### Work to do
Here are some records; quote them exactly, leaving out the pictures.

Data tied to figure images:
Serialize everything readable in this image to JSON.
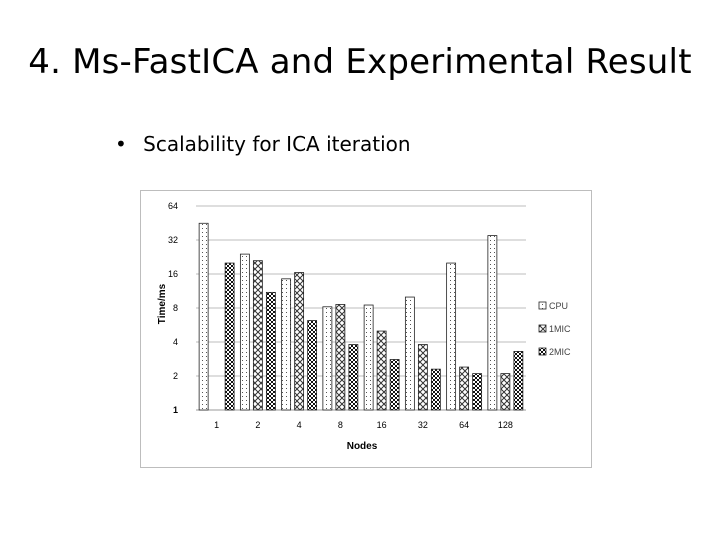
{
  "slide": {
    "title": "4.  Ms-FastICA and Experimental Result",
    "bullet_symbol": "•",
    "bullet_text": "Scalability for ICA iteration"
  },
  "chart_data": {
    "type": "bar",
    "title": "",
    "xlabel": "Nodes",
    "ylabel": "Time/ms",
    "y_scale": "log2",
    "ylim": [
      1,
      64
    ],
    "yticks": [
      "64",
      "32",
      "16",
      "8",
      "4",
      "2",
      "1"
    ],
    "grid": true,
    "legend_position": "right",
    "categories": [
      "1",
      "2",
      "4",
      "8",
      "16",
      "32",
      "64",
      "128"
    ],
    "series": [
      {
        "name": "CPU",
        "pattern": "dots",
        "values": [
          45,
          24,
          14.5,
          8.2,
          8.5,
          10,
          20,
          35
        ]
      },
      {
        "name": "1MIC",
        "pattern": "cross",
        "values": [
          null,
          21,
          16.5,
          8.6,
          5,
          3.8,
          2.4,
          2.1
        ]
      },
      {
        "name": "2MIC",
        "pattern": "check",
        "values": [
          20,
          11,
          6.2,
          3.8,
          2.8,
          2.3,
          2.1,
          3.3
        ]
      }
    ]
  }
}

### Answer to the problem
Serialize everything readable in this image to JSON.
{
  "slide": {
    "title": "4.  Ms-FastICA and Experimental Result",
    "bullet_symbol": "•",
    "bullet_text": "Scalability for ICA iteration"
  },
  "chart_data": {
    "type": "bar",
    "title": "",
    "xlabel": "Nodes",
    "ylabel": "Time/ms",
    "y_scale": "log2",
    "ylim": [
      1,
      64
    ],
    "yticks": [
      "64",
      "32",
      "16",
      "8",
      "4",
      "2",
      "1"
    ],
    "grid": true,
    "legend_position": "right",
    "categories": [
      "1",
      "2",
      "4",
      "8",
      "16",
      "32",
      "64",
      "128"
    ],
    "series": [
      {
        "name": "CPU",
        "pattern": "dots",
        "values": [
          45,
          24,
          14.5,
          8.2,
          8.5,
          10,
          20,
          35
        ]
      },
      {
        "name": "1MIC",
        "pattern": "cross",
        "values": [
          null,
          21,
          16.5,
          8.6,
          5,
          3.8,
          2.4,
          2.1
        ]
      },
      {
        "name": "2MIC",
        "pattern": "check",
        "values": [
          20,
          11,
          6.2,
          3.8,
          2.8,
          2.3,
          2.1,
          3.3
        ]
      }
    ]
  }
}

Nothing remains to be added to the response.